Your task | Give back the whole listing exactly as shown.

— begin Data to use —

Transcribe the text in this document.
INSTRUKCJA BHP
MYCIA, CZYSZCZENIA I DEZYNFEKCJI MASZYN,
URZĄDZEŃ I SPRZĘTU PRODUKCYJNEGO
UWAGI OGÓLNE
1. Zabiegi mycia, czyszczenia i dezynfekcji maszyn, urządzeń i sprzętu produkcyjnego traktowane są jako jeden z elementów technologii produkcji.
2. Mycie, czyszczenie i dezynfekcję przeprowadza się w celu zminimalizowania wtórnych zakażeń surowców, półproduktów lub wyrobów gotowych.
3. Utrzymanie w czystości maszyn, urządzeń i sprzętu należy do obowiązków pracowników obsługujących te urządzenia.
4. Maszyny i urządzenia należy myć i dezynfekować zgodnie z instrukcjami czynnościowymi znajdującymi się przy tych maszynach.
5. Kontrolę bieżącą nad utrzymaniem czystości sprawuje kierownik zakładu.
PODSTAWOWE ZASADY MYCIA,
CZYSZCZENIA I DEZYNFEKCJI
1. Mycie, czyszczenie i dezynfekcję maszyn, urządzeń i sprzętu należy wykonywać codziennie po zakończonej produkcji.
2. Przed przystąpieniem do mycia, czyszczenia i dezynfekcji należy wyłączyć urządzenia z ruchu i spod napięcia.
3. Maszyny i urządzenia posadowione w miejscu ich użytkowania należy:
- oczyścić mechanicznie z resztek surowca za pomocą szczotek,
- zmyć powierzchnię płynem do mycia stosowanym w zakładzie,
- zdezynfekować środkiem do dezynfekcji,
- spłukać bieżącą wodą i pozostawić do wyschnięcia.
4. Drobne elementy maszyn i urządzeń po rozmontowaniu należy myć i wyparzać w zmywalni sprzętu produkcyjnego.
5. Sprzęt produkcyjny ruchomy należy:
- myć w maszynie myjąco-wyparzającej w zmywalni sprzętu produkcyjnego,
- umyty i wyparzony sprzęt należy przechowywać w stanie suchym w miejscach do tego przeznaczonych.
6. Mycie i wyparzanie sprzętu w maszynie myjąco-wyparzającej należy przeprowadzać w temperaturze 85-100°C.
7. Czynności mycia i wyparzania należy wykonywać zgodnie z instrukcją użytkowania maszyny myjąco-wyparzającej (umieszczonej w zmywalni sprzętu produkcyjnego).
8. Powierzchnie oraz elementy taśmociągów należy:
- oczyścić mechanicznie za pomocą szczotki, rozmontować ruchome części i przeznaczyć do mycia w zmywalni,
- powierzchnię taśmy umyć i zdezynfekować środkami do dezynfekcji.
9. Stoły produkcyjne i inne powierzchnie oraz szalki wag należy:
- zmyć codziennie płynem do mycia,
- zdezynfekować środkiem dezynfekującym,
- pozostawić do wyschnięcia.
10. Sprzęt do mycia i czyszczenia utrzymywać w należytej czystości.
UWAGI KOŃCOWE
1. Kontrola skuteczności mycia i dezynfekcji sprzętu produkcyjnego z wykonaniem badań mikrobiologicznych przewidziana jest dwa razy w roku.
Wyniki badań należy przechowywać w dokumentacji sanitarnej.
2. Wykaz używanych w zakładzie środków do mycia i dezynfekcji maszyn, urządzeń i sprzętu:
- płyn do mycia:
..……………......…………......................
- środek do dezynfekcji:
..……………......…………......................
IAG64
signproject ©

— end Data to use —

Reply to the exercise |
Transcribe the text in this document.
INSTRUKCJA BHP
MYCIA, CZYSZCZENIA I DEZYNFEKCJI MASZYN,
URZĄDZEŃ I SPRZĘTU PRODUKCYJNEGO
UWAGI OGÓLNE
1. Zabiegi mycia, czyszczenia i dezynfekcji maszyn, urządzeń i sprzętu produkcyjnego traktowane są jako jeden z elementów technologii produkcji.
2. Mycie, czyszczenie i dezynfekcję przeprowadza się w celu zminimalizowania wtórnych zakażeń surowców, półproduktów lub wyrobów gotowych.
3. Utrzymanie w czystości maszyn, urządzeń i sprzętu należy do obowiązków pracowników obsługujących te urządzenia.
4. Maszyny i urządzenia należy myć i dezynfekować zgodnie z instrukcjami czynnościowymi znajdującymi się przy tych maszynach.
5. Kontrolę bieżącą nad utrzymaniem czystości sprawuje kierownik zakładu.
PODSTAWOWE ZASADY MYCIA,
CZYSZCZENIA I DEZYNFEKCJI
1. Mycie, czyszczenie i dezynfekcję maszyn, urządzeń i sprzętu należy wykonywać codziennie po zakończonej produkcji.
2. Przed przystąpieniem do mycia, czyszczenia i dezynfekcji należy wyłączyć urządzenia z ruchu i spod napięcia.
3. Maszyny i urządzenia posadowione w miejscu ich użytkowania należy:
- oczyścić mechanicznie z resztek surowca za pomocą szczotek,
- zmyć powierzchnię płynem do mycia stosowanym w zakładzie,
- zdezynfekować środkiem do dezynfekcji,
- spłukać bieżącą wodą i pozostawić do wyschnięcia.
4. Drobne elementy maszyn i urządzeń po rozmontowaniu należy myć i wyparzać w zmywalni sprzętu produkcyjnego.
5. Sprzęt produkcyjny ruchomy należy:
- myć w maszynie myjąco-wyparzającej w zmywalni sprzętu produkcyjnego,
- umyty i wyparzony sprzęt należy przechowywać w stanie suchym w miejscach do tego przeznaczonych.
6. Mycie i wyparzanie sprzętu w maszynie myjąco-wyparzającej należy przeprowadzać w temperaturze 85-100°C.
7. Czynności mycia i wyparzania należy wykonywać zgodnie z instrukcją użytkowania maszyny myjąco-wyparzającej (umieszczonej w zmywalni sprzętu produkcyjnego).
8. Powierzchnie oraz elementy taśmociągów należy:
- oczyścić mechanicznie za pomocą szczotki, rozmontować ruchome części i przeznaczyć do mycia w zmywalni,
- powierzchnię taśmy umyć i zdezynfekować środkami do dezynfekcji.
9. Stoły produkcyjne i inne powierzchnie oraz szalki wag należy:
- zmyć codziennie płynem do mycia,
- zdezynfekować środkiem dezynfekującym,
- pozostawić do wyschnięcia.
10. Sprzęt do mycia i czyszczenia utrzymywać w należytej czystości.
UWAGI KOŃCOWE
1. Kontrola skuteczności mycia i dezynfekcji sprzętu produkcyjnego z wykonaniem badań mikrobiologicznych przewidziana jest dwa razy w roku.
Wyniki badań należy przechowywać w dokumentacji sanitarnej.
2. Wykaz używanych w zakładzie środków do mycia i dezynfekcji maszyn, urządzeń i sprzętu:
- płyn do mycia:
..……………......…………......................
- środek do dezynfekcji:
..……………......…………......................
IAG64
signproject ©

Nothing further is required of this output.